- TASK DETAILS: Copy out the listing below word for word, leaving out the pictures.

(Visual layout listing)
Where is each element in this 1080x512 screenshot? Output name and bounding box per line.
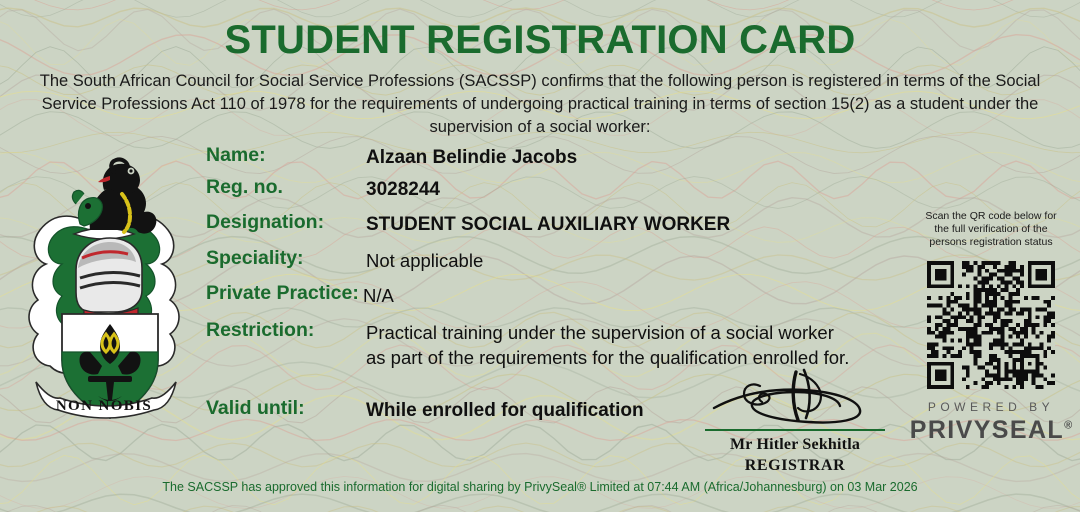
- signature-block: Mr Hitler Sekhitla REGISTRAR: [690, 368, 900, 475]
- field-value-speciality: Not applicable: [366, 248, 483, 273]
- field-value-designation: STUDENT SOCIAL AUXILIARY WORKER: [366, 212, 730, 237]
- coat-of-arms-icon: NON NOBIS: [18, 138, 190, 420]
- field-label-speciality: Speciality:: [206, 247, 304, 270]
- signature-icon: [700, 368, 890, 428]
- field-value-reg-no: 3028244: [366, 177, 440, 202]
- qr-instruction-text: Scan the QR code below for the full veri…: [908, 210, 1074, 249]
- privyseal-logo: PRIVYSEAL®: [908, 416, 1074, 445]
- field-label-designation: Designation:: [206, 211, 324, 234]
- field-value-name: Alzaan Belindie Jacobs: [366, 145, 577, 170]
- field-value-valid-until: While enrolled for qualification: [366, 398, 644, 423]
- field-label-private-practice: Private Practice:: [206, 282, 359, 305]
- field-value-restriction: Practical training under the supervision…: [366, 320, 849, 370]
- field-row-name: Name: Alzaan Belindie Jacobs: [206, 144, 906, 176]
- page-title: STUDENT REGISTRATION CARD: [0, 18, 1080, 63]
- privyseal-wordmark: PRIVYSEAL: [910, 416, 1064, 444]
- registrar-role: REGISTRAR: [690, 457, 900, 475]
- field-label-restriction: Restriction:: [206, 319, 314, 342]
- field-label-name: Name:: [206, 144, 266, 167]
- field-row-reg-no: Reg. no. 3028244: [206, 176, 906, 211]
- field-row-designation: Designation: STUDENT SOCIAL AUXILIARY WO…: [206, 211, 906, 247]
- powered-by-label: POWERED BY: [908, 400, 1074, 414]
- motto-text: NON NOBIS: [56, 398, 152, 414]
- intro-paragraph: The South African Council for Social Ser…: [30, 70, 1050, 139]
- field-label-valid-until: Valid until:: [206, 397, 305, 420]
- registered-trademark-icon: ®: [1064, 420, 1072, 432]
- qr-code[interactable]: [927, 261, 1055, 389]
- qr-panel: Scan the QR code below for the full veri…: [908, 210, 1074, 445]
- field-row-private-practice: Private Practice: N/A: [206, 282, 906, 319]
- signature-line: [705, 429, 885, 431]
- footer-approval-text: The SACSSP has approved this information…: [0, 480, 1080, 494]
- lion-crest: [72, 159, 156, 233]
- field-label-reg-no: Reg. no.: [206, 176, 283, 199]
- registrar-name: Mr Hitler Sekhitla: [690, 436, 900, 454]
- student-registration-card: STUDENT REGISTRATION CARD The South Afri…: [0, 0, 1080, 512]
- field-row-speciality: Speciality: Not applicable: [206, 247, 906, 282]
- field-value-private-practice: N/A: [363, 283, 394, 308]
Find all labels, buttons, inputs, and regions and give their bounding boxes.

- CORRECT ANSWER:
Where is each element in this 1080x512 screenshot? Output name and bounding box per line.
- signature-block: Mr Hitler Sekhitla REGISTRAR: [690, 368, 900, 475]
- field-value-speciality: Not applicable: [366, 248, 483, 273]
- field-value-designation: STUDENT SOCIAL AUXILIARY WORKER: [366, 212, 730, 237]
- coat-of-arms-icon: NON NOBIS: [18, 138, 190, 420]
- field-label-speciality: Speciality:: [206, 247, 304, 270]
- signature-icon: [700, 368, 890, 428]
- field-value-reg-no: 3028244: [366, 177, 440, 202]
- qr-instruction-text: Scan the QR code below for the full veri…: [908, 210, 1074, 249]
- privyseal-logo: PRIVYSEAL®: [908, 416, 1074, 445]
- field-label-designation: Designation:: [206, 211, 324, 234]
- field-value-name: Alzaan Belindie Jacobs: [366, 145, 577, 170]
- field-value-valid-until: While enrolled for qualification: [366, 398, 644, 423]
- field-label-private-practice: Private Practice:: [206, 282, 359, 305]
- field-value-restriction: Practical training under the supervision…: [366, 320, 849, 370]
- field-row-name: Name: Alzaan Belindie Jacobs: [206, 144, 906, 176]
- page-title: STUDENT REGISTRATION CARD: [0, 18, 1080, 63]
- privyseal-wordmark: PRIVYSEAL: [910, 416, 1064, 444]
- registrar-role: REGISTRAR: [690, 457, 900, 475]
- field-label-restriction: Restriction:: [206, 319, 314, 342]
- field-label-name: Name:: [206, 144, 266, 167]
- field-row-reg-no: Reg. no. 3028244: [206, 176, 906, 211]
- field-row-designation: Designation: STUDENT SOCIAL AUXILIARY WO…: [206, 211, 906, 247]
- powered-by-label: POWERED BY: [908, 400, 1074, 414]
- motto-text: NON NOBIS: [56, 398, 152, 414]
- intro-paragraph: The South African Council for Social Ser…: [30, 70, 1050, 139]
- field-label-valid-until: Valid until:: [206, 397, 305, 420]
- registered-trademark-icon: ®: [1064, 420, 1072, 432]
- qr-code[interactable]: [927, 261, 1055, 389]
- qr-panel: Scan the QR code below for the full veri…: [908, 210, 1074, 445]
- field-row-private-practice: Private Practice: N/A: [206, 282, 906, 319]
- signature-line: [705, 429, 885, 431]
- footer-approval-text: The SACSSP has approved this information…: [0, 480, 1080, 494]
- lion-crest: [72, 159, 156, 233]
- field-label-reg-no: Reg. no.: [206, 176, 283, 199]
- registrar-name: Mr Hitler Sekhitla: [690, 436, 900, 454]
- student-registration-card: STUDENT REGISTRATION CARD The South Afri…: [0, 0, 1080, 512]
- field-row-speciality: Speciality: Not applicable: [206, 247, 906, 282]
- field-value-private-practice: N/A: [363, 283, 394, 308]
Find all labels, buttons, inputs, and regions and give their bounding boxes.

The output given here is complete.